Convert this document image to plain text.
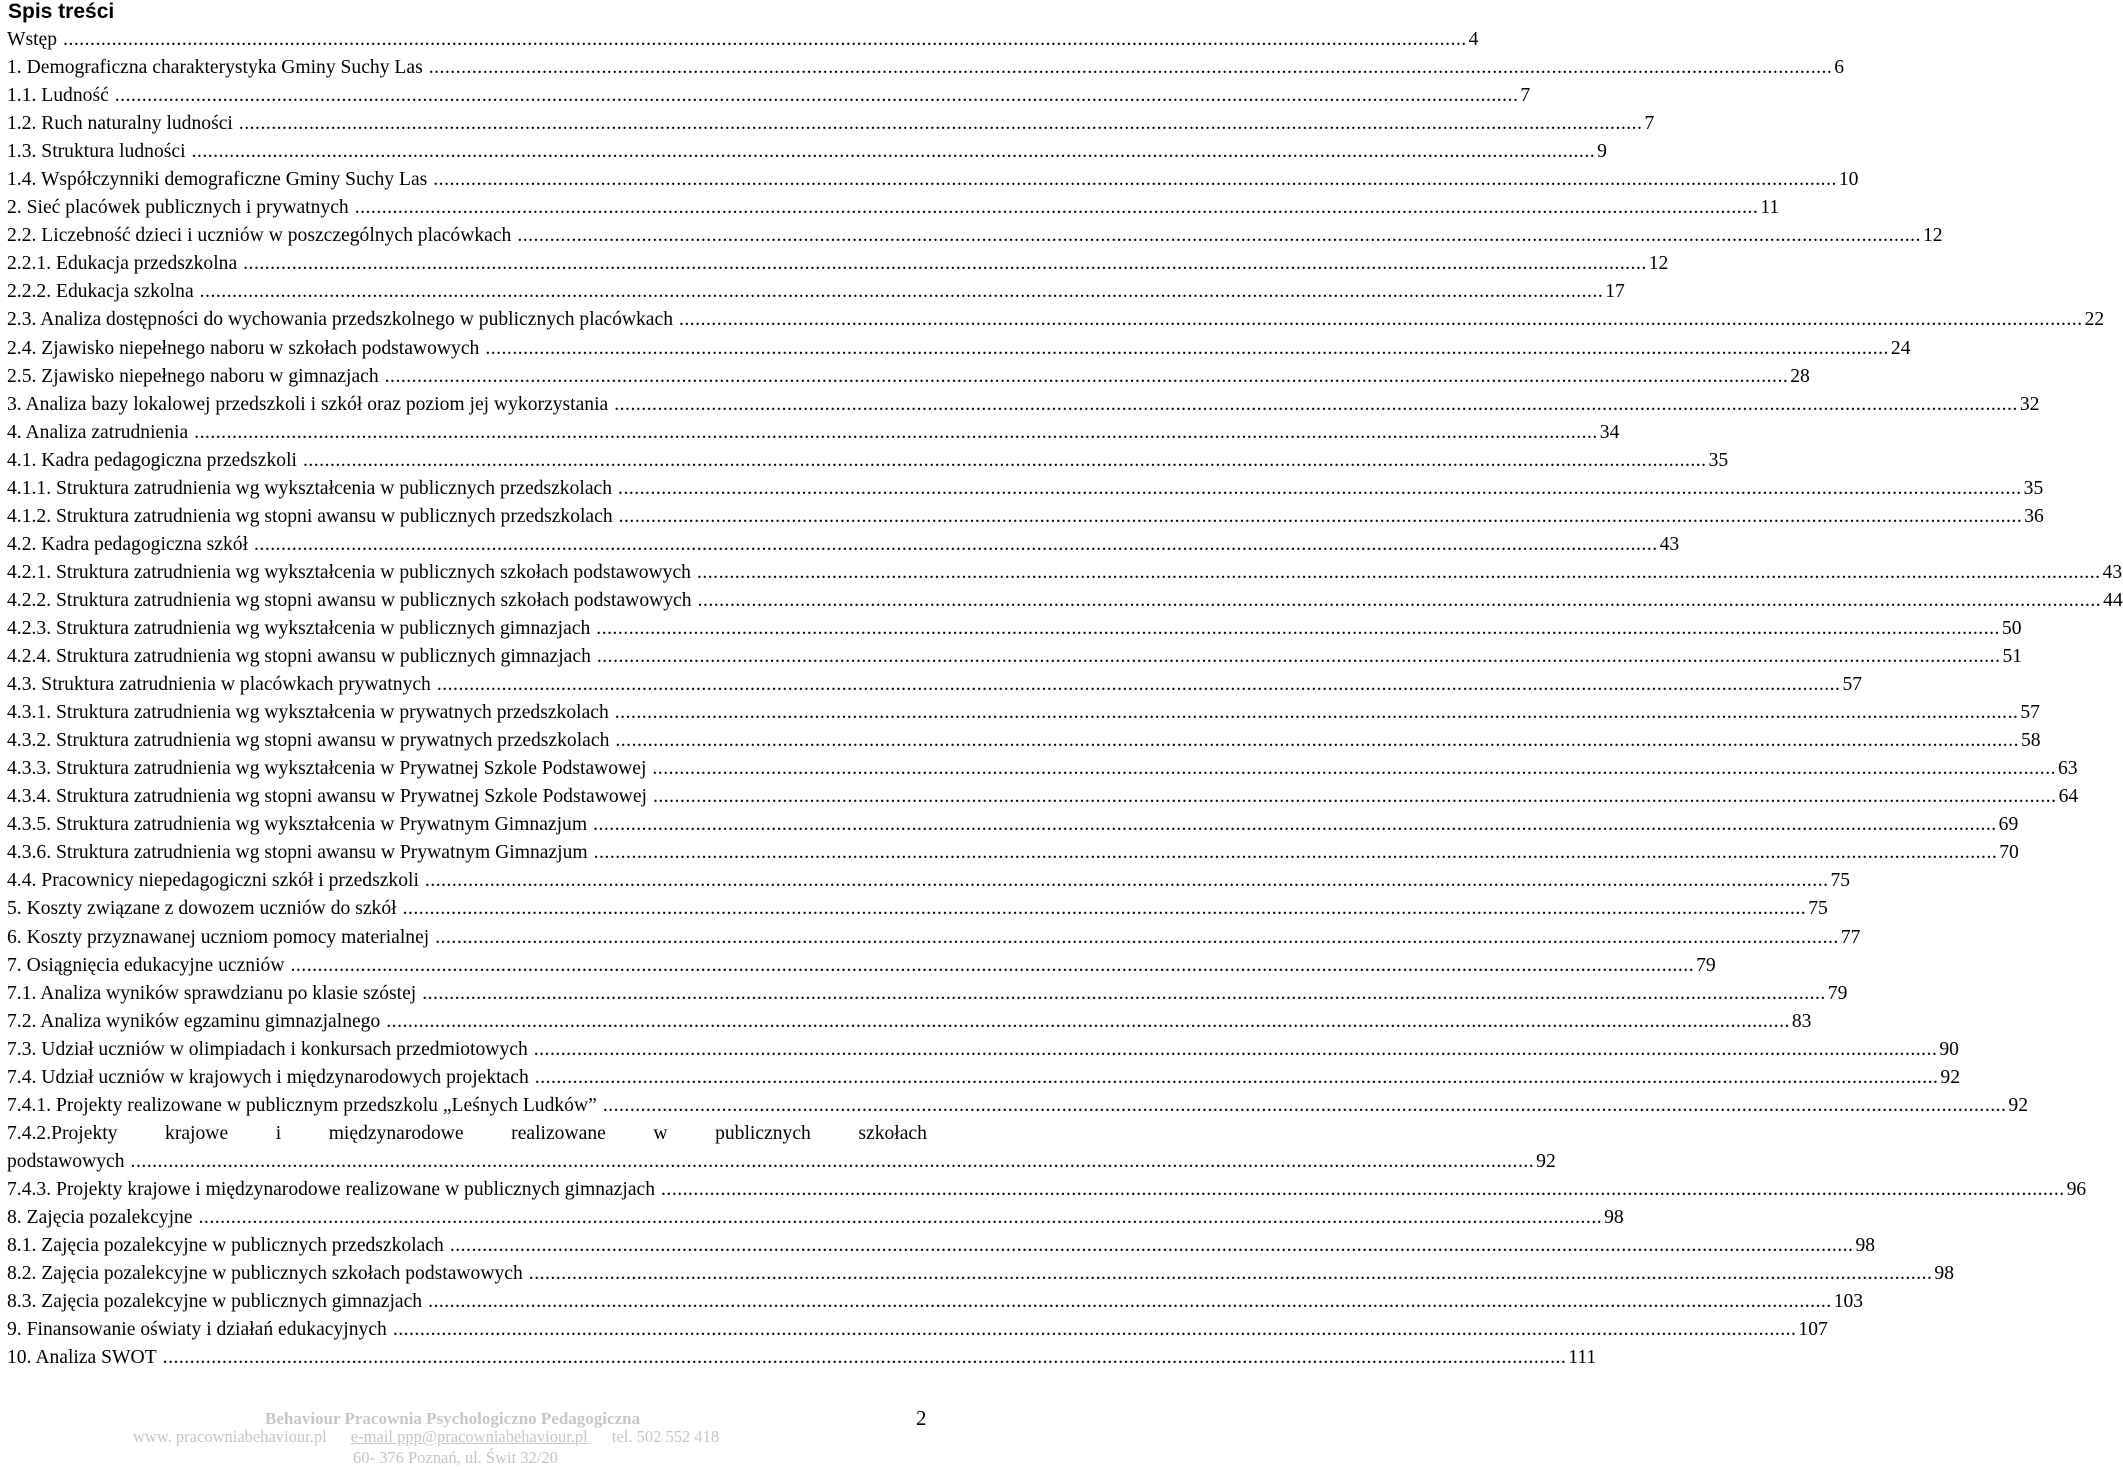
Spis treści
Wstęp .....	4
1. Demograficzna charakterystyka Gminy Suchy Las .....	6
1.1. Ludność .....	7
1.2. Ruch naturalny ludności .....	7
1.3. Struktura ludności .....	9
1.4. Współczynniki demograficzne Gminy Suchy Las .....	10
2. Sieć placówek publicznych i prywatnych .....	11
2.2. Liczebność dzieci i uczniów w poszczególnych placówkach .....	12
2.2.1. Edukacja przedszkolna .....	12
2.2.2. Edukacja szkolna .....	17
2.3. Analiza dostępności do wychowania przedszkolnego w publicznych placówkach .....	22
2.4. Zjawisko niepełnego naboru w szkołach podstawowych .....	24
2.5. Zjawisko niepełnego naboru w gimnazjach .....	28
3. Analiza bazy lokalowej przedszkoli i szkół oraz poziom jej wykorzystania .....	32
4. Analiza zatrudnienia .....	34
4.1. Kadra pedagogiczna przedszkoli .....	35
4.1.1. Struktura zatrudnienia wg wykształcenia w publicznych przedszkolach .....	35
4.1.2. Struktura zatrudnienia wg stopni awansu w publicznych przedszkolach .....	36
4.2. Kadra pedagogiczna szkół .....	43
4.2.1. Struktura zatrudnienia wg wykształcenia w publicznych szkołach podstawowych .....	43
4.2.2. Struktura zatrudnienia wg stopni awansu w publicznych szkołach podstawowych .....	44
4.2.3. Struktura zatrudnienia wg wykształcenia w publicznych gimnazjach .....	50
4.2.4. Struktura zatrudnienia wg stopni awansu w publicznych gimnazjach .....	51
4.3. Struktura zatrudnienia w placówkach prywatnych .....	57
4.3.1. Struktura zatrudnienia wg wykształcenia w prywatnych przedszkolach .....	57
4.3.2. Struktura zatrudnienia wg stopni awansu w prywatnych przedszkolach .....	58
4.3.3. Struktura zatrudnienia wg wykształcenia w Prywatnej Szkole Podstawowej .....	63
4.3.4. Struktura zatrudnienia wg stopni awansu w Prywatnej Szkole Podstawowej .....	64
4.3.5. Struktura zatrudnienia wg wykształcenia w Prywatnym Gimnazjum .....	69
4.3.6. Struktura zatrudnienia wg stopni awansu w Prywatnym Gimnazjum .....	70
4.4. Pracownicy niepedagogiczni szkół i przedszkoli .....	75
5. Koszty związane z dowozem uczniów do szkół .....	75
6. Koszty przyznawanej uczniom pomocy materialnej .....	77
7. Osiągnięcia edukacyjne uczniów .....	79
7.1. Analiza wyników sprawdzianu po klasie szóstej .....	79
7.2. Analiza wyników egzaminu gimnazjalnego .....	83
7.3. Udział uczniów w olimpiadach i konkursach przedmiotowych .....	90
7.4. Udział uczniów w krajowych i międzynarodowych projektach .....	92
7.4.1. Projekty realizowane w publicznym przedszkolu „Leśnych Ludków” .....	92
7.4.2.Projekty krajowe i międzynarodowe realizowane w publicznych szkołach
podstawowych .....	92
7.4.3. Projekty krajowe i międzynarodowe realizowane w publicznych gimnazjach .....	96
8. Zajęcia pozalekcyjne .....	98
8.1. Zajęcia pozalekcyjne w publicznych przedszkolach .....	98
8.2. Zajęcia pozalekcyjne w publicznych szkołach podstawowych .....	98
8.3. Zajęcia pozalekcyjne w publicznych gimnazjach .....	103
9. Finansowanie oświaty i działań edukacyjnych .....	107
10. Analiza SWOT .....	111
2
Behaviour Pracownia Psychologiczno Pedagogiczna
www. pracowniabehaviour.pl e-mail ppp@pracowniabehaviour.pl tel. 502 552 418
60- 376 Poznań, ul. Świt 32/20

══════════

- Problem details -
Reproduce the full listing above verbatim, with no pictures included.

- Result of the task -
Convert this document image to plain text.
Spis treści
Wstęp .....	4
1. Demograficzna charakterystyka Gminy Suchy Las .....	6
1.1. Ludność .....	7
1.2. Ruch naturalny ludności .....	7
1.3. Struktura ludności .....	9
1.4. Współczynniki demograficzne Gminy Suchy Las .....	10
2. Sieć placówek publicznych i prywatnych .....	11
2.2. Liczebność dzieci i uczniów w poszczególnych placówkach .....	12
2.2.1. Edukacja przedszkolna .....	12
2.2.2. Edukacja szkolna .....	17
2.3. Analiza dostępności do wychowania przedszkolnego w publicznych placówkach .....	22
2.4. Zjawisko niepełnego naboru w szkołach podstawowych .....	24
2.5. Zjawisko niepełnego naboru w gimnazjach .....	28
3. Analiza bazy lokalowej przedszkoli i szkół oraz poziom jej wykorzystania .....	32
4. Analiza zatrudnienia .....	34
4.1. Kadra pedagogiczna przedszkoli .....	35
4.1.1. Struktura zatrudnienia wg wykształcenia w publicznych przedszkolach .....	35
4.1.2. Struktura zatrudnienia wg stopni awansu w publicznych przedszkolach .....	36
4.2. Kadra pedagogiczna szkół .....	43
4.2.1. Struktura zatrudnienia wg wykształcenia w publicznych szkołach podstawowych .....	43
4.2.2. Struktura zatrudnienia wg stopni awansu w publicznych szkołach podstawowych .....	44
4.2.3. Struktura zatrudnienia wg wykształcenia w publicznych gimnazjach .....	50
4.2.4. Struktura zatrudnienia wg stopni awansu w publicznych gimnazjach .....	51
4.3. Struktura zatrudnienia w placówkach prywatnych .....	57
4.3.1. Struktura zatrudnienia wg wykształcenia w prywatnych przedszkolach .....	57
4.3.2. Struktura zatrudnienia wg stopni awansu w prywatnych przedszkolach .....	58
4.3.3. Struktura zatrudnienia wg wykształcenia w Prywatnej Szkole Podstawowej .....	63
4.3.4. Struktura zatrudnienia wg stopni awansu w Prywatnej Szkole Podstawowej .....	64
4.3.5. Struktura zatrudnienia wg wykształcenia w Prywatnym Gimnazjum .....	69
4.3.6. Struktura zatrudnienia wg stopni awansu w Prywatnym Gimnazjum .....	70
4.4. Pracownicy niepedagogiczni szkół i przedszkoli .....	75
5. Koszty związane z dowozem uczniów do szkół .....	75
6. Koszty przyznawanej uczniom pomocy materialnej .....	77
7. Osiągnięcia edukacyjne uczniów .....	79
7.1. Analiza wyników sprawdzianu po klasie szóstej .....	79
7.2. Analiza wyników egzaminu gimnazjalnego .....	83
7.3. Udział uczniów w olimpiadach i konkursach przedmiotowych .....	90
7.4. Udział uczniów w krajowych i międzynarodowych projektach .....	92
7.4.1. Projekty realizowane w publicznym przedszkolu „Leśnych Ludków” .....	92
7.4.2.Projekty krajowe i międzynarodowe realizowane w publicznych szkołach
podstawowych .....	92
7.4.3. Projekty krajowe i międzynarodowe realizowane w publicznych gimnazjach .....	96
8. Zajęcia pozalekcyjne .....	98
8.1. Zajęcia pozalekcyjne w publicznych przedszkolach .....	98
8.2. Zajęcia pozalekcyjne w publicznych szkołach podstawowych .....	98
8.3. Zajęcia pozalekcyjne w publicznych gimnazjach .....	103
9. Finansowanie oświaty i działań edukacyjnych .....	107
10. Analiza SWOT .....	111
2
Behaviour Pracownia Psychologiczno Pedagogiczna
www. pracowniabehaviour.pl e-mail ppp@pracowniabehaviour.pl tel. 502 552 418
60- 376 Poznań, ul. Świt 32/20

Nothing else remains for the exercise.